> Task to carry out:
Using the data below, copy out all lines with the word "Biomedical".
::: Source material :::
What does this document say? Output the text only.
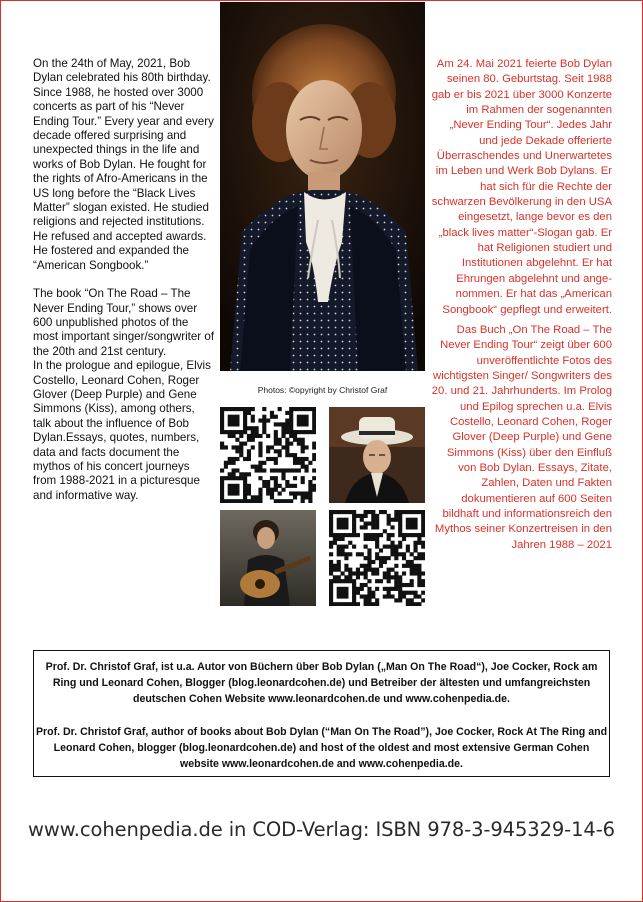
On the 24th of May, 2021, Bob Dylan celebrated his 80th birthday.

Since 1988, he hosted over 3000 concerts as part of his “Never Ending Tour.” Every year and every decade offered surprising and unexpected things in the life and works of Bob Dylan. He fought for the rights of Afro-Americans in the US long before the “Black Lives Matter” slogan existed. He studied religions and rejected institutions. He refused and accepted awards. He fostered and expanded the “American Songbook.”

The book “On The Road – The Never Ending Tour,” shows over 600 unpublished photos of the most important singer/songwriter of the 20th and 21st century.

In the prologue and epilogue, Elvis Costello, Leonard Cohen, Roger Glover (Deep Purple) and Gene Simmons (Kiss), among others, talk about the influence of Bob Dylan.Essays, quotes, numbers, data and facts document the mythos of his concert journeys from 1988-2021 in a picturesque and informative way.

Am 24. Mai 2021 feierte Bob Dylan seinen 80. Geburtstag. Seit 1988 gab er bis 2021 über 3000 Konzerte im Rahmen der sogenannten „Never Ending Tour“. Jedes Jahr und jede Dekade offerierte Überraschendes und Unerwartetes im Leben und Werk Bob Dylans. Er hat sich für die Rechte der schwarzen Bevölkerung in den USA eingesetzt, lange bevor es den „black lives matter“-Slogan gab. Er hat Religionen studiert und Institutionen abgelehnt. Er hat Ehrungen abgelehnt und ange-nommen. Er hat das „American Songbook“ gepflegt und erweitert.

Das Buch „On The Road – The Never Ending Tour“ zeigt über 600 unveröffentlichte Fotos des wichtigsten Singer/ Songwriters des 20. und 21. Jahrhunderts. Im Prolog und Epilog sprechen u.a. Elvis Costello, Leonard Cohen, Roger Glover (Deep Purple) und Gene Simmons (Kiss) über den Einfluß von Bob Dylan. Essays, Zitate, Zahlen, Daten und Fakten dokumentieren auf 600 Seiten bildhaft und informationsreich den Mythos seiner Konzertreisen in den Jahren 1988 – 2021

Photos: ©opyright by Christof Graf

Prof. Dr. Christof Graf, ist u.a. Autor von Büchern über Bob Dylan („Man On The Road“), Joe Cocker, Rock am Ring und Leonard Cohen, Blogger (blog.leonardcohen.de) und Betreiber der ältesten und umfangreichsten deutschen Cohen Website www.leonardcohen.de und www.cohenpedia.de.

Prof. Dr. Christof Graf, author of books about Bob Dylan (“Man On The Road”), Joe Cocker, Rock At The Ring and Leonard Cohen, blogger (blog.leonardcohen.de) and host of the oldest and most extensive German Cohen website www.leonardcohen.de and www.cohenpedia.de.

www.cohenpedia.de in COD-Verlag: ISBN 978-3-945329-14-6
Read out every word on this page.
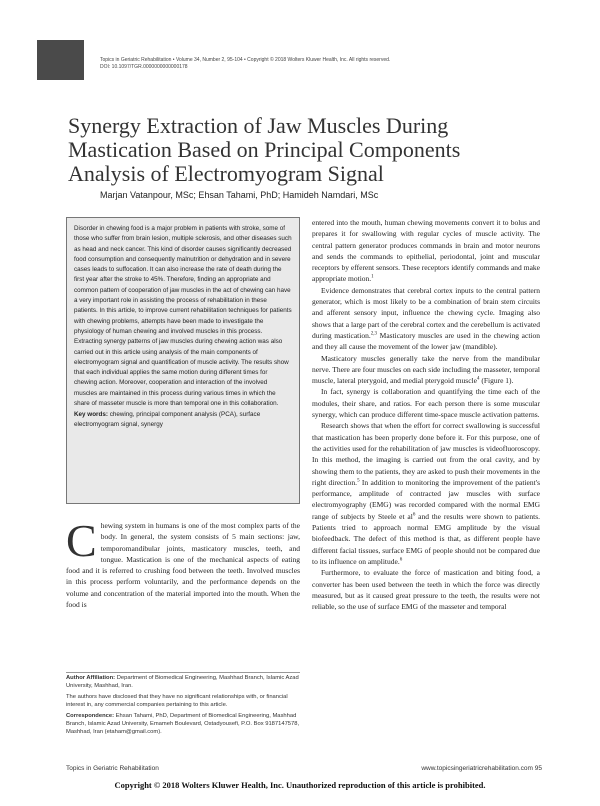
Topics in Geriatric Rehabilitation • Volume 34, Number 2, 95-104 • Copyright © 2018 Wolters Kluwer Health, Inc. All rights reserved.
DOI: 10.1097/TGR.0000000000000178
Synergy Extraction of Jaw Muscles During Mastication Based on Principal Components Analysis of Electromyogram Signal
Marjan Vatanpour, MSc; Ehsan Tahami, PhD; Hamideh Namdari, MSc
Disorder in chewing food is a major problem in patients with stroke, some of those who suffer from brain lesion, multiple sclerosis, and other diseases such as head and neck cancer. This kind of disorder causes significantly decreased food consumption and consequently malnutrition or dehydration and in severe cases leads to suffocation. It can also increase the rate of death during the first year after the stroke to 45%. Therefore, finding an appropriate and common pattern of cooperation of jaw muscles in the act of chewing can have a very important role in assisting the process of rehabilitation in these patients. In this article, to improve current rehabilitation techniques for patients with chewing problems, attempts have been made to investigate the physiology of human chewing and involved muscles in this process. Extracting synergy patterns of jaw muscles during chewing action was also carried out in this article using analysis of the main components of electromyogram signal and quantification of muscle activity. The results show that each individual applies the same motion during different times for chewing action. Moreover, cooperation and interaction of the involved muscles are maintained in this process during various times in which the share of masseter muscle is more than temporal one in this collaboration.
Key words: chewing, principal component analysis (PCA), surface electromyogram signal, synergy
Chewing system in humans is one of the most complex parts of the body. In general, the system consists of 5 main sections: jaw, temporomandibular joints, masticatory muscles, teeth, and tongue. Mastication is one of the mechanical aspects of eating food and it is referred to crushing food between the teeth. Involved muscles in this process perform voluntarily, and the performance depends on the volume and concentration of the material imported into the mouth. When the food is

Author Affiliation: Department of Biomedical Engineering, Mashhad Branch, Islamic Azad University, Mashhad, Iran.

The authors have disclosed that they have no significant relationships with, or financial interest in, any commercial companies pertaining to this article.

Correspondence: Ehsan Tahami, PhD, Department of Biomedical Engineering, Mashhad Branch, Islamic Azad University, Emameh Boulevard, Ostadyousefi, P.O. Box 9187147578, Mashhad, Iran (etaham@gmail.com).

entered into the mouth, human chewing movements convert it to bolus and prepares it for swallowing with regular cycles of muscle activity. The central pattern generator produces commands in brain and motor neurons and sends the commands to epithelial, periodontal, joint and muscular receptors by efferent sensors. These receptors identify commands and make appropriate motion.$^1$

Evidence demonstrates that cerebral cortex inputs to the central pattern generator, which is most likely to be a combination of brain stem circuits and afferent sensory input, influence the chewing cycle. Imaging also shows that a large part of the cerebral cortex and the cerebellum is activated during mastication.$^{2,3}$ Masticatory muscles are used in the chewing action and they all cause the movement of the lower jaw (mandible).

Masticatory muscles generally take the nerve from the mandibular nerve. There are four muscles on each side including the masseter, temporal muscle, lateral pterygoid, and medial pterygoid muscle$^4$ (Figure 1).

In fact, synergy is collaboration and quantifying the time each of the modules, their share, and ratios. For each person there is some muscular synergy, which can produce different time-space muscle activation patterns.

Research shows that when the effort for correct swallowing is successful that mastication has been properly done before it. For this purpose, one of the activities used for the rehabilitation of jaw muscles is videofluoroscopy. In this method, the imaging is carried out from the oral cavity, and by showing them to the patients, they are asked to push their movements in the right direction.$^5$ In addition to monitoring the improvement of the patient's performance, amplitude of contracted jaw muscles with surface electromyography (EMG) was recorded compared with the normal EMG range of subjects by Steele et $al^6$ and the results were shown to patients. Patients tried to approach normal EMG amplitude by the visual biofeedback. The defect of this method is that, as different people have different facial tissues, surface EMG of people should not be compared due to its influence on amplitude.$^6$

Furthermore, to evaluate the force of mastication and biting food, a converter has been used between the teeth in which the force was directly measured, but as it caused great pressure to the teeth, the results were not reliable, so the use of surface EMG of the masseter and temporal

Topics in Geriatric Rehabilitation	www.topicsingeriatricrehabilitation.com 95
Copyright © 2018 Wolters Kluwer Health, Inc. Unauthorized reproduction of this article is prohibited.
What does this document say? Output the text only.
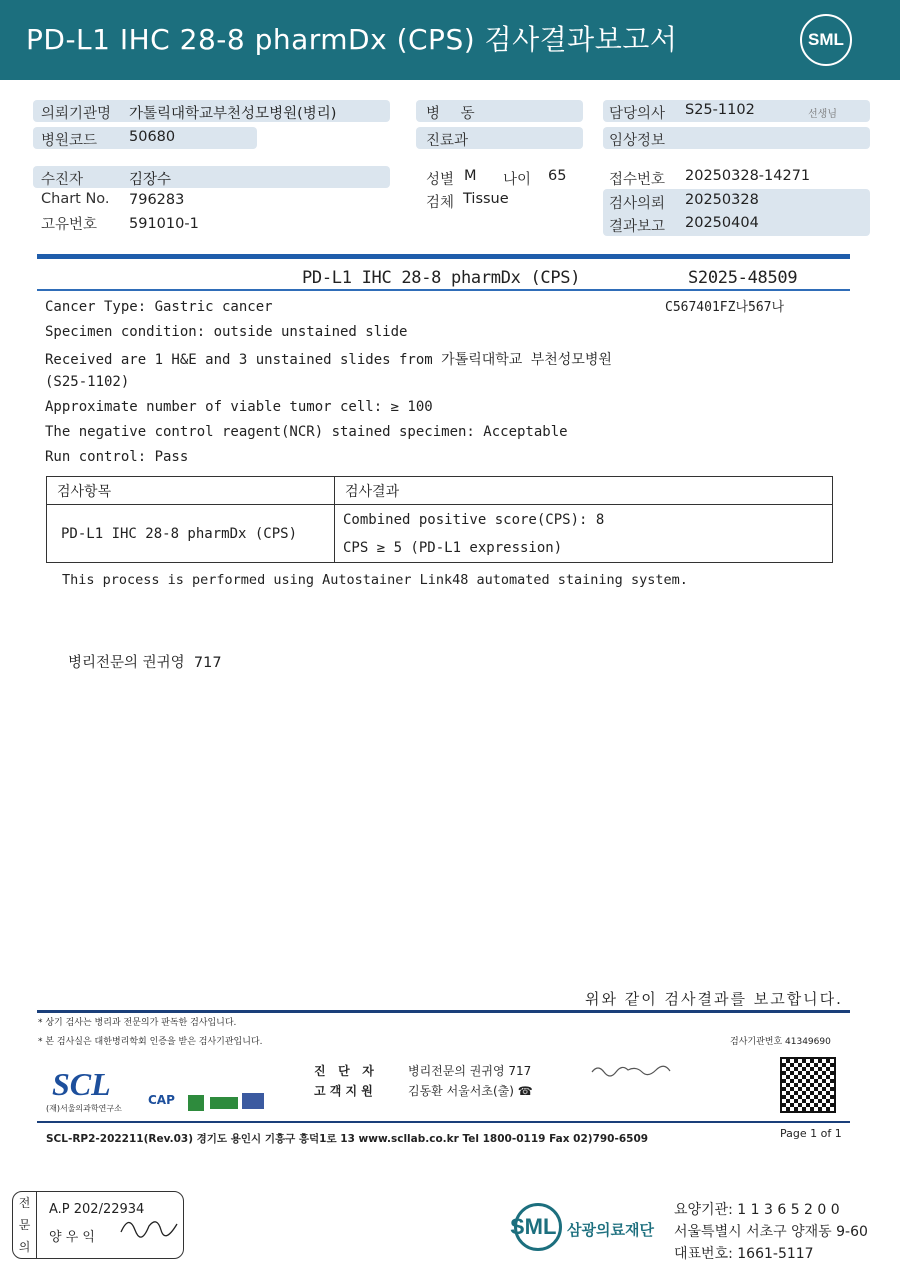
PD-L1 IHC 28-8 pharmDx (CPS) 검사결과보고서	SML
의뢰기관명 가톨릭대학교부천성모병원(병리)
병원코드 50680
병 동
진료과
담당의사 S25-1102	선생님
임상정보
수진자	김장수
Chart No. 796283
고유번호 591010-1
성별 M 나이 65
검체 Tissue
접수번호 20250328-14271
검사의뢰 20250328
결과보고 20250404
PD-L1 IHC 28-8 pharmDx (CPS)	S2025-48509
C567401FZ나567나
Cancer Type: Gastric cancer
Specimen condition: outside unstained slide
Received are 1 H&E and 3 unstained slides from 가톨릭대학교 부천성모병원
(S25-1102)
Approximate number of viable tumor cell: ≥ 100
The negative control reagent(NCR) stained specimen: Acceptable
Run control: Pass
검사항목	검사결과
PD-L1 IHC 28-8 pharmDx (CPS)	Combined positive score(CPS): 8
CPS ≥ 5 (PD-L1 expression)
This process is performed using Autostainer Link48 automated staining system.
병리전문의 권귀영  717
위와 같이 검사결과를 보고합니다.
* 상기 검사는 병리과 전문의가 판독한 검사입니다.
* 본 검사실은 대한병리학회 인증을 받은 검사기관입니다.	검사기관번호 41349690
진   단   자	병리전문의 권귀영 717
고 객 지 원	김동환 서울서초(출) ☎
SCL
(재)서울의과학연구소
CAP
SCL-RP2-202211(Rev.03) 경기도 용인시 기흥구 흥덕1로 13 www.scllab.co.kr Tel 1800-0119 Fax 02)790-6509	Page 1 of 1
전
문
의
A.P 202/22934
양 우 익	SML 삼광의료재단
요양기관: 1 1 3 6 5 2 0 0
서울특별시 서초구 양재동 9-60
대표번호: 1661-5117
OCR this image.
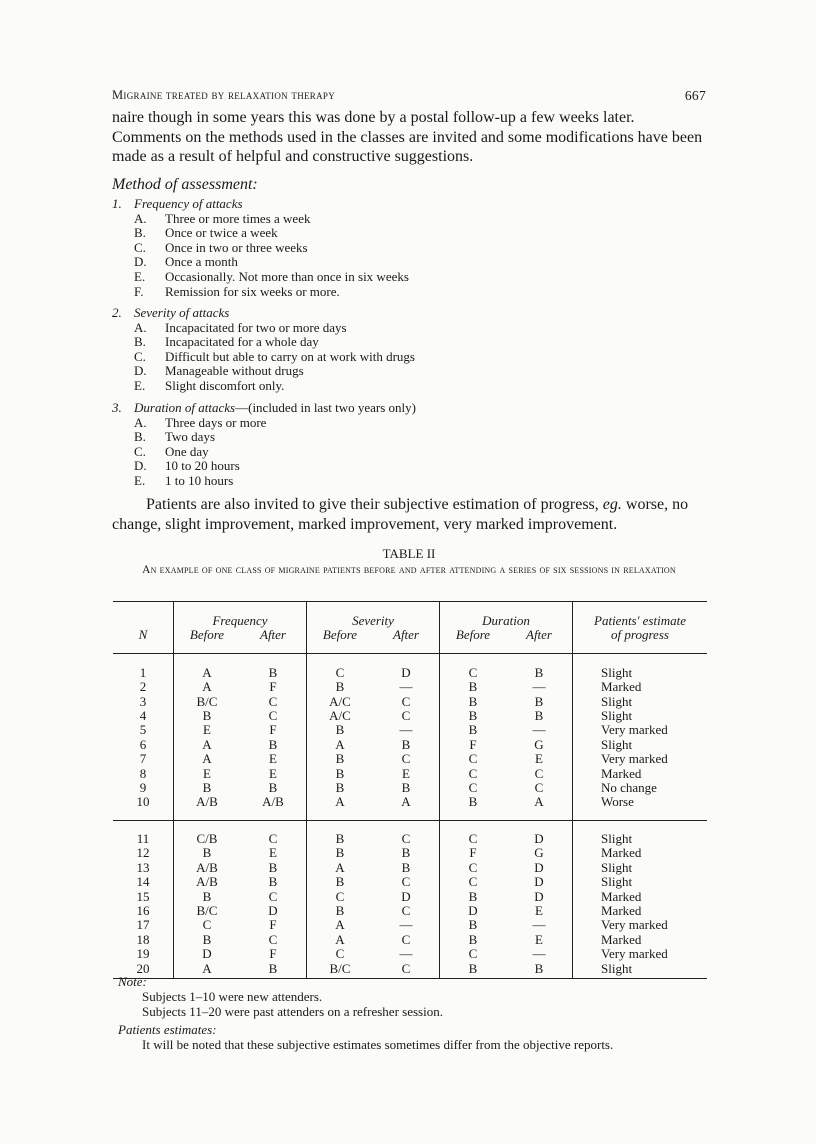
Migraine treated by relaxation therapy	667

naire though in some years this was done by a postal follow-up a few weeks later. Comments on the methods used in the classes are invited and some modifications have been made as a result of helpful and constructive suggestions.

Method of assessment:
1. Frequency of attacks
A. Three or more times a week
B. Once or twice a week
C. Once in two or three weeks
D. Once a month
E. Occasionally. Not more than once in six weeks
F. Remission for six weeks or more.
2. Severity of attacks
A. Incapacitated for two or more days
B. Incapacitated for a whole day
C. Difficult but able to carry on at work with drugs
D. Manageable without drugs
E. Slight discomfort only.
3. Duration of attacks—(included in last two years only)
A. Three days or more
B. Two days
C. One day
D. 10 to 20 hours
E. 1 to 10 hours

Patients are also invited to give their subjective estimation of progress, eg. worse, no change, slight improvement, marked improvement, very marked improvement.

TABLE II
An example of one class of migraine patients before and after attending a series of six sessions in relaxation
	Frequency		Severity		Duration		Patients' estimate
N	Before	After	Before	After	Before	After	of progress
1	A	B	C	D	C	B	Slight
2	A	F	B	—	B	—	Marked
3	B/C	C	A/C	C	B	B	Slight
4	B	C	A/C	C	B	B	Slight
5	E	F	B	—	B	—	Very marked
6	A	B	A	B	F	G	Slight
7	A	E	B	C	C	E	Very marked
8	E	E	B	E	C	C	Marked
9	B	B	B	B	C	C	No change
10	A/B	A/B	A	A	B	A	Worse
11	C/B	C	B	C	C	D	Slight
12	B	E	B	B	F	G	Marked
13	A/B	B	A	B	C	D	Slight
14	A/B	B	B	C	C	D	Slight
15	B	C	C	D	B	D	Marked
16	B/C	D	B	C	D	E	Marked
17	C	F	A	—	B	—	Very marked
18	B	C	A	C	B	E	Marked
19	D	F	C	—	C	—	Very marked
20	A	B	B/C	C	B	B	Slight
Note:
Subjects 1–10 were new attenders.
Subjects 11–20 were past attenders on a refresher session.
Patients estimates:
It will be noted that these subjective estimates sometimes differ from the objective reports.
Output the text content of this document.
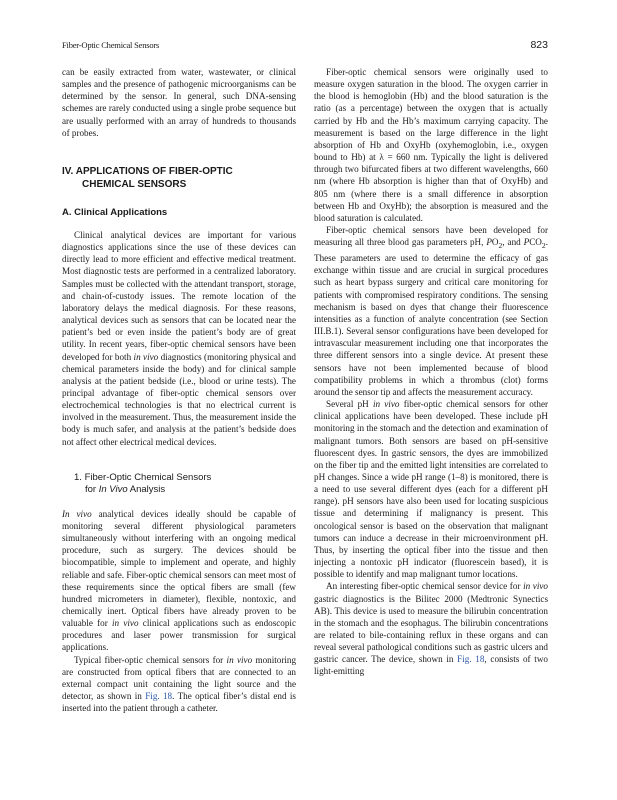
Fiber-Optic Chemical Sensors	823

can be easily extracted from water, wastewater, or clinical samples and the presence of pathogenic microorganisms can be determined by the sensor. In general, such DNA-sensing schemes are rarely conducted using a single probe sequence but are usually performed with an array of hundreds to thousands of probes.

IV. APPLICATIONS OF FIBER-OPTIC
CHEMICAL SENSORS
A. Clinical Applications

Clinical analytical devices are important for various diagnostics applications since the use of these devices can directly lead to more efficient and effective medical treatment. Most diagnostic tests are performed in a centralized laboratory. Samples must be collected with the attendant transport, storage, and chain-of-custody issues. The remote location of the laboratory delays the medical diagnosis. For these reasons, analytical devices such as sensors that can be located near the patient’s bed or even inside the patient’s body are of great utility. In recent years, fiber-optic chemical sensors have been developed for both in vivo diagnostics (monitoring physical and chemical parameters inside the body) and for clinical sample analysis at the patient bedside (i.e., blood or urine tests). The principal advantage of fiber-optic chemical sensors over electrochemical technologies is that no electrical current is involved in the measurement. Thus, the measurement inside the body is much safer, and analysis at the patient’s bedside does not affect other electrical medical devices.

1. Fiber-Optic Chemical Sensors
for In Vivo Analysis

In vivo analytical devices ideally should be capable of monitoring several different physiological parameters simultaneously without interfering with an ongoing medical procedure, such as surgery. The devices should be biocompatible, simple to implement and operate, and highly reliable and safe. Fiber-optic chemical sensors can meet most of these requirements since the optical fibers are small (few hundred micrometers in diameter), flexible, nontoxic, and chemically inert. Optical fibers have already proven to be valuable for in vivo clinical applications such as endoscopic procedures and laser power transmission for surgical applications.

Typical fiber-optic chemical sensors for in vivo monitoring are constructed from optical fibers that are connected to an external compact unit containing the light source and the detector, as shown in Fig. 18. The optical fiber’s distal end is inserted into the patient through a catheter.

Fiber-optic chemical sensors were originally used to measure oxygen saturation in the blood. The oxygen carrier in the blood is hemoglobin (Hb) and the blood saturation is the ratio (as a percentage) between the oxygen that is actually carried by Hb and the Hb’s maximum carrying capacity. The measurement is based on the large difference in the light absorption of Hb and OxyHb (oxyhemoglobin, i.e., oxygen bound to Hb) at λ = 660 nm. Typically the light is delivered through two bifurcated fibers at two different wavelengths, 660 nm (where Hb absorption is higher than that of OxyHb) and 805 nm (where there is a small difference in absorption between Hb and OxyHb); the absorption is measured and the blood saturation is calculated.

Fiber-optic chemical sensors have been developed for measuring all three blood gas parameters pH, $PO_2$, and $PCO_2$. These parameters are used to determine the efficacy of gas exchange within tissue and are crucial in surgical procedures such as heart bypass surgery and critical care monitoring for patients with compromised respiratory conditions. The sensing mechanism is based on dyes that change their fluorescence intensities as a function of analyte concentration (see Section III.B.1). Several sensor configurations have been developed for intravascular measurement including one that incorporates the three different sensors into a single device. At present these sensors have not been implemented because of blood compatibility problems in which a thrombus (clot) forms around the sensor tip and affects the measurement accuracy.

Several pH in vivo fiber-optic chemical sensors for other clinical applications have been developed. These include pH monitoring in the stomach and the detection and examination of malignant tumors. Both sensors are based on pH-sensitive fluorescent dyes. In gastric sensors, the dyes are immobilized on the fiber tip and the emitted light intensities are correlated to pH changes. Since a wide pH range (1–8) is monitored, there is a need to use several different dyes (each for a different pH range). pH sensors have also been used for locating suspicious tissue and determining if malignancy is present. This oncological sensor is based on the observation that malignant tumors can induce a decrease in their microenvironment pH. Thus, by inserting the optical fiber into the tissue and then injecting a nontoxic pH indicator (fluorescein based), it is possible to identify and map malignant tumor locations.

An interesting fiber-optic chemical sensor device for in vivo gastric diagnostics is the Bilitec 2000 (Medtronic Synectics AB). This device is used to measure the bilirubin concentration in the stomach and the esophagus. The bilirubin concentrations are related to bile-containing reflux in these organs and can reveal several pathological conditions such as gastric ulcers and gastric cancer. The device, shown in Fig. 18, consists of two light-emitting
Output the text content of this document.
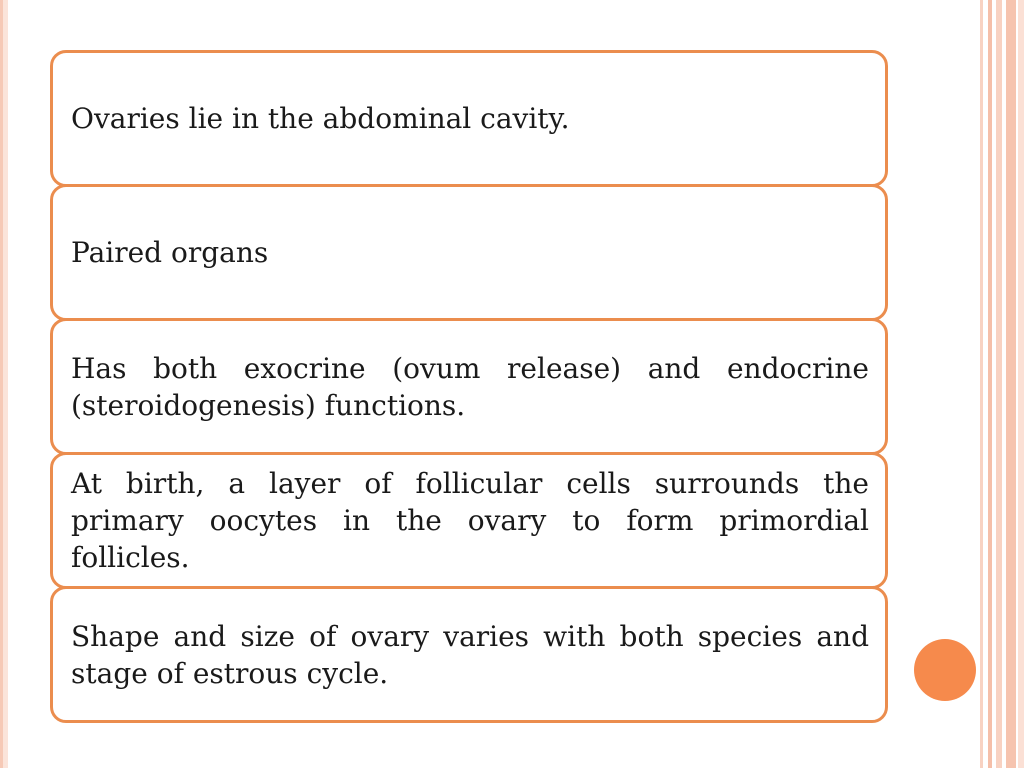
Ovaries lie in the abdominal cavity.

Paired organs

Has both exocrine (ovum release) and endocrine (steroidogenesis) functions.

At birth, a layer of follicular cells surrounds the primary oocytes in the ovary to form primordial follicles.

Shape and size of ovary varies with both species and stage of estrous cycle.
:::
> Output of the exercise:
Author Affiliation: Department of Biomedical Engineering, Mashhad Branch, Islamic Azad University, Mashhad, Iran.
Correspondence: Ehsan Tahami, PhD, Department of Biomedical Engineering, Mashhad Branch, Islamic Azad University, Emameh Boulevard, Ostadyousefi, P.O. Box 9187147578, Mashhad, Iran (etaham@gmail.com).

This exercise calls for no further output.